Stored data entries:
▬▬▬▬▬▬▬▬▬▬

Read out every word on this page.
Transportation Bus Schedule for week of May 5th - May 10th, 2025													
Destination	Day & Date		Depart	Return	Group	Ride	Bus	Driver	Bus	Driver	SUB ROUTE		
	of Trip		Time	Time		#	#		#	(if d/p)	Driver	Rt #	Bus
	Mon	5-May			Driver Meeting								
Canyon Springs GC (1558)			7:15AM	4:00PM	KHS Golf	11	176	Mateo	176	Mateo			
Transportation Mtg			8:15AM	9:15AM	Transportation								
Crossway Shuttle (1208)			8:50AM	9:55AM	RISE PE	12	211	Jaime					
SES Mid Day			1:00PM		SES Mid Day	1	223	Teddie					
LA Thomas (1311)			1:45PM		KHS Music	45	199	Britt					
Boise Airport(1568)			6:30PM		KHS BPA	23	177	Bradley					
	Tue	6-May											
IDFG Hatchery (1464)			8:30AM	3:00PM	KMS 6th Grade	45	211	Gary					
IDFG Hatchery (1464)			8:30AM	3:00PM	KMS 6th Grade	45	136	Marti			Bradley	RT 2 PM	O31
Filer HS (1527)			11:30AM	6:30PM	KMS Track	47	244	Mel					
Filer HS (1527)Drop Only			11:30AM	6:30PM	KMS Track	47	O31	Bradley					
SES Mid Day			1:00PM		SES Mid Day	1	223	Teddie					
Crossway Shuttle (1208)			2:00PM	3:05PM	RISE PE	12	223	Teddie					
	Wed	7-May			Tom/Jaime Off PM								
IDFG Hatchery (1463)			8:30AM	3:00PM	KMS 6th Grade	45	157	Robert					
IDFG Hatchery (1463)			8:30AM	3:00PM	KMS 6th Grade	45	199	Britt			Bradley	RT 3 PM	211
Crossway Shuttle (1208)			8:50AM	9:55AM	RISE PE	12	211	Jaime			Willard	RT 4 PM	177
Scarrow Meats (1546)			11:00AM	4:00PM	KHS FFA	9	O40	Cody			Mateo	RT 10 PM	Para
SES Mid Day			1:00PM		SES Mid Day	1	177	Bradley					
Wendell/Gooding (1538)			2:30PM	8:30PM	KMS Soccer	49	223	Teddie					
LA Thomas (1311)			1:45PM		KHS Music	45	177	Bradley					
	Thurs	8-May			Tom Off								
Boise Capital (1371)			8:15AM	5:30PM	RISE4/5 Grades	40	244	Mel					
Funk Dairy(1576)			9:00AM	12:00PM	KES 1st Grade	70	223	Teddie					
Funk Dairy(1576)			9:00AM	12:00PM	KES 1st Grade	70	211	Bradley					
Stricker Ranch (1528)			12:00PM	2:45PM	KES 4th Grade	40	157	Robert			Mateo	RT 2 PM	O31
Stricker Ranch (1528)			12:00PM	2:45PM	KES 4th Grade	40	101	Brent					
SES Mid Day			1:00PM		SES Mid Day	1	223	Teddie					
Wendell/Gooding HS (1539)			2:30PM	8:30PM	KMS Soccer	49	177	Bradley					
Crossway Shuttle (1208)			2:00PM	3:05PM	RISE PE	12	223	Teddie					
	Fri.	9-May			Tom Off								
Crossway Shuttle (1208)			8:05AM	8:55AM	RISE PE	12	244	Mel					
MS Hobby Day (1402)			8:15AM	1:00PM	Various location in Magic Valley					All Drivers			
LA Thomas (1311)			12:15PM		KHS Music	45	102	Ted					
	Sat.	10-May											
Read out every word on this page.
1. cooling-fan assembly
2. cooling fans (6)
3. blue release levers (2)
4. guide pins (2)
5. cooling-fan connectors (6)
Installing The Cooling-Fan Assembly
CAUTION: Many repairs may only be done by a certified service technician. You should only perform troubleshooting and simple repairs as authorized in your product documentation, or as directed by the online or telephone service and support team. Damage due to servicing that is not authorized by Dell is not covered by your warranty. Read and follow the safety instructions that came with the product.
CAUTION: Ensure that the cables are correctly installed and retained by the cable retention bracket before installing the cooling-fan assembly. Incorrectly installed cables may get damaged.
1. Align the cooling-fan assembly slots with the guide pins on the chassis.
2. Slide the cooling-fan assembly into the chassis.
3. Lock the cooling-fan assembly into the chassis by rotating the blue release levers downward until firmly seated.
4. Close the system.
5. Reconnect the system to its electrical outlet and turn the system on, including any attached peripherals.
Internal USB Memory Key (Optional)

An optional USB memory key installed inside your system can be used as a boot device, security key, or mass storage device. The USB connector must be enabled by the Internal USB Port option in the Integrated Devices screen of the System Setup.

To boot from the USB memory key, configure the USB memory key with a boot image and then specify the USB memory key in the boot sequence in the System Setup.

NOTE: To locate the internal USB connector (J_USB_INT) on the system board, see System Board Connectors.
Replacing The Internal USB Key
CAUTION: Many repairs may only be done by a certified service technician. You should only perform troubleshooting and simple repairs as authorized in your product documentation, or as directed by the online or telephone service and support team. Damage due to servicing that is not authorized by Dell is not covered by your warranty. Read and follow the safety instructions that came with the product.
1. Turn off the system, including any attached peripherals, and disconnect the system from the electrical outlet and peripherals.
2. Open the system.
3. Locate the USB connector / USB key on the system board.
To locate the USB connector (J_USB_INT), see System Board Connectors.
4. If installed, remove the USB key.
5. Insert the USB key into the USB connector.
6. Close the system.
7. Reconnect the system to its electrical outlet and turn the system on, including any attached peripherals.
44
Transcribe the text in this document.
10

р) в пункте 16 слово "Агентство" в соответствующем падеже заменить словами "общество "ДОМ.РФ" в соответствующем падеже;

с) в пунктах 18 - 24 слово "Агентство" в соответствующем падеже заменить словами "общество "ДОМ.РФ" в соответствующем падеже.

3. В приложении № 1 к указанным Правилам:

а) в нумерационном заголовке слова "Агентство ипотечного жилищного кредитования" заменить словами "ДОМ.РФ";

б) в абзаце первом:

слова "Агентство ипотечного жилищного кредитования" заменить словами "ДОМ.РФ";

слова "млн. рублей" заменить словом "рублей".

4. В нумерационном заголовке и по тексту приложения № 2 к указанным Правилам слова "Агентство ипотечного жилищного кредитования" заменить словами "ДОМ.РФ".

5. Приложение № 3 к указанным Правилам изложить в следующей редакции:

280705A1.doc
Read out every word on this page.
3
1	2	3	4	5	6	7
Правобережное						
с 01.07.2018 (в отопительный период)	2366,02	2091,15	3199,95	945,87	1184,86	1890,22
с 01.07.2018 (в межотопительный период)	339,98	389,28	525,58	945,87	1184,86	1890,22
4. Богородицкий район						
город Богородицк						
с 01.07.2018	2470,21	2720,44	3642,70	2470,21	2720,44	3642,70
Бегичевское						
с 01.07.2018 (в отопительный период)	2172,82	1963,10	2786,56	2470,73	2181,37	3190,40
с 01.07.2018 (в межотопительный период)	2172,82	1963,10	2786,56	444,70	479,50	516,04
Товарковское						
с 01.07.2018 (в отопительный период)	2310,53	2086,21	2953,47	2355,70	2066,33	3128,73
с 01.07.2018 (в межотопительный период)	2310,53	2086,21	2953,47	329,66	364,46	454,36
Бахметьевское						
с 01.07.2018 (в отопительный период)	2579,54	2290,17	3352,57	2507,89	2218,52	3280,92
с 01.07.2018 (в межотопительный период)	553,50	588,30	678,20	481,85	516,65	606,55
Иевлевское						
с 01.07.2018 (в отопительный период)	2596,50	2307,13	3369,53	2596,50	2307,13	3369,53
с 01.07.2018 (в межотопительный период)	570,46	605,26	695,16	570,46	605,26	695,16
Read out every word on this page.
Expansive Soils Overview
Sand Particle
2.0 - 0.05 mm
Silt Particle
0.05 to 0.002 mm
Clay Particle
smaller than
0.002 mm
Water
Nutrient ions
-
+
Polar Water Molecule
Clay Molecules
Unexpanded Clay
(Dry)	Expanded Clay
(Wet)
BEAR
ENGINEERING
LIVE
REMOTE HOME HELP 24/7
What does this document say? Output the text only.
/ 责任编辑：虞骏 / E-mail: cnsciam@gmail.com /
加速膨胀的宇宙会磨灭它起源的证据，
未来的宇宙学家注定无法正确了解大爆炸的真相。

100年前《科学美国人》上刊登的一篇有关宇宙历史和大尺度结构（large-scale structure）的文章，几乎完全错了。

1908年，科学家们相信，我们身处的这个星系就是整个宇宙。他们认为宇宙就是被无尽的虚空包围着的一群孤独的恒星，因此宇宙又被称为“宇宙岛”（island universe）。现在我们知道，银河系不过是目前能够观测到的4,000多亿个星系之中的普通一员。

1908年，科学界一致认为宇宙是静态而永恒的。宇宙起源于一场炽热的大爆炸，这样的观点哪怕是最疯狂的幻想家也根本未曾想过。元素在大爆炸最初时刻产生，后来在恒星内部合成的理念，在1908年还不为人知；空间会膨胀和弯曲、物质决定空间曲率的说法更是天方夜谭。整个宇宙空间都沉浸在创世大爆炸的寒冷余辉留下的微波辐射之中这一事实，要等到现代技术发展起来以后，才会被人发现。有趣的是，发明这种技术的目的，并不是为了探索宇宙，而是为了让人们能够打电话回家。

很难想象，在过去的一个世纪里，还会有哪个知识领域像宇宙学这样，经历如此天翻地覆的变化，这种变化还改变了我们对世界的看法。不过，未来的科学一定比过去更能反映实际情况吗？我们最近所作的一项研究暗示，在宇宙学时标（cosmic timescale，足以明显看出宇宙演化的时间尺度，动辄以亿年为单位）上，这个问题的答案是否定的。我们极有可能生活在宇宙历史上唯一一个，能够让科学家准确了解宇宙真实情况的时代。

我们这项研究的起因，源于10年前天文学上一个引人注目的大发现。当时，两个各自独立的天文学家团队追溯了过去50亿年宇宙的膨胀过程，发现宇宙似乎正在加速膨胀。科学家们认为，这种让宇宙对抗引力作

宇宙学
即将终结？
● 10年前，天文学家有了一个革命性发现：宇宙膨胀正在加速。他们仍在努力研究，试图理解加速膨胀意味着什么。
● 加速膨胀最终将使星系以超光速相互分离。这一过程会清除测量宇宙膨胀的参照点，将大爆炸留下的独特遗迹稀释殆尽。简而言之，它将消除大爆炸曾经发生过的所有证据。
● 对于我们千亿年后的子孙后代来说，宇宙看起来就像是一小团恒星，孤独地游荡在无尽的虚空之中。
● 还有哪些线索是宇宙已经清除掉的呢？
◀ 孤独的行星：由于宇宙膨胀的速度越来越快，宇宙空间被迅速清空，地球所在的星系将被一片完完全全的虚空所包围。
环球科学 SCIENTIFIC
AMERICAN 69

▬▬▬▬▬▬▬▬▬▬

→ STATED EXERCISE
From the listing above, pick out each line where the word "pins" appears.

→ OUTPUT
4. guide pins (2)
1. Align the cooling-fan assembly slots with the guide pins on the chassis.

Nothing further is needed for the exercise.